━━━━━ Provided data

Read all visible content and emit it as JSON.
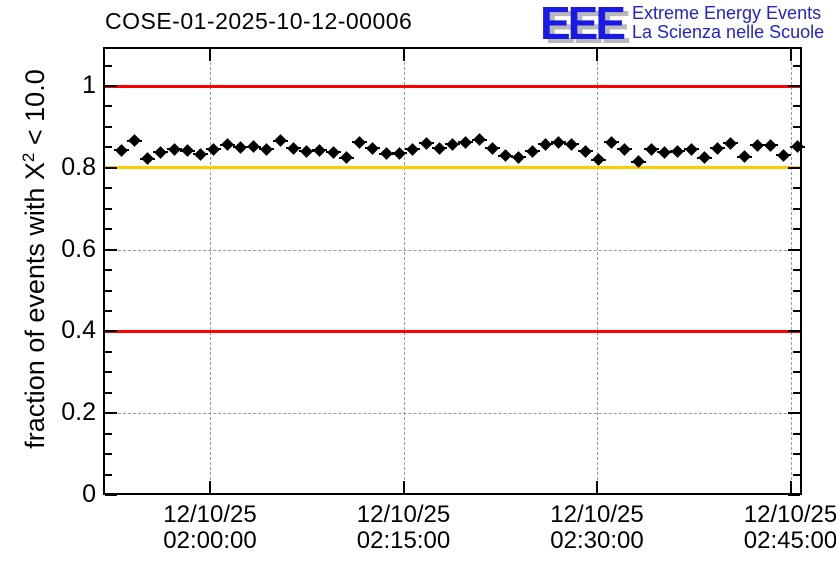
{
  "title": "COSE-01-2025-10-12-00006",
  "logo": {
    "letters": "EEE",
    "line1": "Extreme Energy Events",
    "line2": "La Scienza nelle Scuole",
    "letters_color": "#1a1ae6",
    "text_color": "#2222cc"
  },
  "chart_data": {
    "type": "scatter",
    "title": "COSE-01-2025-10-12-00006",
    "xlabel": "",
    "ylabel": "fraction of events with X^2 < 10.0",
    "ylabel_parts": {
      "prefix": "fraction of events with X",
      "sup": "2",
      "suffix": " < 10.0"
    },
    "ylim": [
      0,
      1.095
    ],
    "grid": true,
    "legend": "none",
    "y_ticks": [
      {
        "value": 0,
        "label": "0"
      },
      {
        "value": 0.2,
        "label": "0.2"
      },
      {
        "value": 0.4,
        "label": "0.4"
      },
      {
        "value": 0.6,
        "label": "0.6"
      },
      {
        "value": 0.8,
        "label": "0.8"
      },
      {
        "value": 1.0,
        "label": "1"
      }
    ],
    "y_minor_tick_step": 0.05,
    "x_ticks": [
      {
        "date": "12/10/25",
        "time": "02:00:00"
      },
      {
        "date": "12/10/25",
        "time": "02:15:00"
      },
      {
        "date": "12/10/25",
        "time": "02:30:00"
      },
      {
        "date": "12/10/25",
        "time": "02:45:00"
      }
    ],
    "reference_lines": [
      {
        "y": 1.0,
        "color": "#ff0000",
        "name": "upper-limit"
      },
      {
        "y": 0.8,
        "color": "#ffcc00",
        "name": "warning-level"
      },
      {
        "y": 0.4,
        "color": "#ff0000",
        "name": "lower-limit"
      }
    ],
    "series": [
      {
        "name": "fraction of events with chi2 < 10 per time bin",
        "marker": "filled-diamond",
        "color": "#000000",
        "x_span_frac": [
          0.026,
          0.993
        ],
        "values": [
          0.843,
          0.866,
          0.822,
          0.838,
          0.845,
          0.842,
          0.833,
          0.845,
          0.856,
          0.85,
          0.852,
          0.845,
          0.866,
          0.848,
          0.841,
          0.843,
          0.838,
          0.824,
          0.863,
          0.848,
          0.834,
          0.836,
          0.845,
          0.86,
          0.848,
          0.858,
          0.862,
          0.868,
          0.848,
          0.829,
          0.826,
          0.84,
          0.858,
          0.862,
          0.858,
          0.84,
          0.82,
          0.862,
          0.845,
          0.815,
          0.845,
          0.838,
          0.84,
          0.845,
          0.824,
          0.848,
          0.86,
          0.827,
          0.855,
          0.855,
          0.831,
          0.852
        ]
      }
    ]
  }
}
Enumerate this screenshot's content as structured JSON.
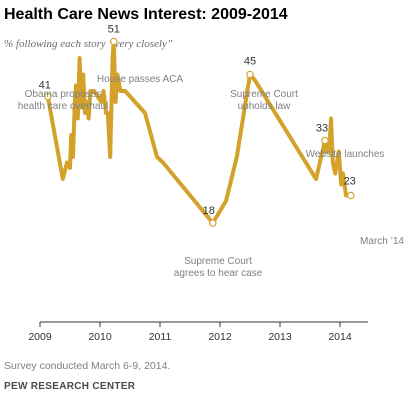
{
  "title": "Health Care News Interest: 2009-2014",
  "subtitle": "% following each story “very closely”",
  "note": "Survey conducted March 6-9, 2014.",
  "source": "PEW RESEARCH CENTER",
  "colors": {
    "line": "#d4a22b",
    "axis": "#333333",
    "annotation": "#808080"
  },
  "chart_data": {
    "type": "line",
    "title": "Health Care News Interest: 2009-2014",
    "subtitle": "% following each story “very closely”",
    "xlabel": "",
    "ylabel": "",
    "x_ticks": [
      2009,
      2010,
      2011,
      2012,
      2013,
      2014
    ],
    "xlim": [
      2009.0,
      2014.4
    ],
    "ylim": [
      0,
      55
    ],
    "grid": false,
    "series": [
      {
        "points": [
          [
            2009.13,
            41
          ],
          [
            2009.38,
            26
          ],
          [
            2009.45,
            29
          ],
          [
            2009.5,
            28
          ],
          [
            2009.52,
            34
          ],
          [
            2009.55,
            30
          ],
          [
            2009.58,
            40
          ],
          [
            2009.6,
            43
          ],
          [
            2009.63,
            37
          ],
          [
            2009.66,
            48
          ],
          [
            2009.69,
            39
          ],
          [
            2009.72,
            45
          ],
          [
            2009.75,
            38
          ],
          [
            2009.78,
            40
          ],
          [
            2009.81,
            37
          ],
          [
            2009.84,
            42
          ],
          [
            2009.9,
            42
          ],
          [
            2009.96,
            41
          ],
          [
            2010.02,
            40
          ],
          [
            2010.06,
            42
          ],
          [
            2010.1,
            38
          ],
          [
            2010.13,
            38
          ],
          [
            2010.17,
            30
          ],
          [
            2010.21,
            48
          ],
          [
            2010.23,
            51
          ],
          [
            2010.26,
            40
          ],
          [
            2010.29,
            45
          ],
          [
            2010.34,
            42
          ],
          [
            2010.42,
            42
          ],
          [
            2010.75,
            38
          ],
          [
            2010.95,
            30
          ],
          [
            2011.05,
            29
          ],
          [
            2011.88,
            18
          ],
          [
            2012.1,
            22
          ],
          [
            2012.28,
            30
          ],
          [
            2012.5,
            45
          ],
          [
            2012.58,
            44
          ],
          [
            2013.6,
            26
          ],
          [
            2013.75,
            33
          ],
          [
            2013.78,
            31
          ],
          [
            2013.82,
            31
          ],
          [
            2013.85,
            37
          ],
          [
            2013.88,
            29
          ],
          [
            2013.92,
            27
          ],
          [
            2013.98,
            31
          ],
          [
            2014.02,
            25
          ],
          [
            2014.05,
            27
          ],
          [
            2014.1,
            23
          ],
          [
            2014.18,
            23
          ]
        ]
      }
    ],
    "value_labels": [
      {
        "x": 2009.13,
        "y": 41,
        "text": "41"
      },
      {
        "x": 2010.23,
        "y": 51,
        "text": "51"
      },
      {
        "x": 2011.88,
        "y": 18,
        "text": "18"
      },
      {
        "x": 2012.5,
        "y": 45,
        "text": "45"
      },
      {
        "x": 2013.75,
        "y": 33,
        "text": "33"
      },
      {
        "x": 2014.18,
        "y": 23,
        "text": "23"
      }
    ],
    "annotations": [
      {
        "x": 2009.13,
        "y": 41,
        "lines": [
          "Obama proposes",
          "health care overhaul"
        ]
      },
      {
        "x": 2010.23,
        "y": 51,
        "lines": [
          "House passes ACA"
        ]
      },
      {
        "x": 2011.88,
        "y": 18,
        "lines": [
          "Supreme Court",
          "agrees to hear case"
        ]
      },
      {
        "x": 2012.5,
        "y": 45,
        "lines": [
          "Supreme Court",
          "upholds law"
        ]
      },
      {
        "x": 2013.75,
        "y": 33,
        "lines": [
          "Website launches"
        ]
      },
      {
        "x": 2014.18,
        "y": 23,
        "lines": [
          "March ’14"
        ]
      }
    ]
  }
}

━━━━━━━━━━

Objective ▸
Determine the number of lines in the records that include the string "name", and respond with that number only.

Solution below ▸
4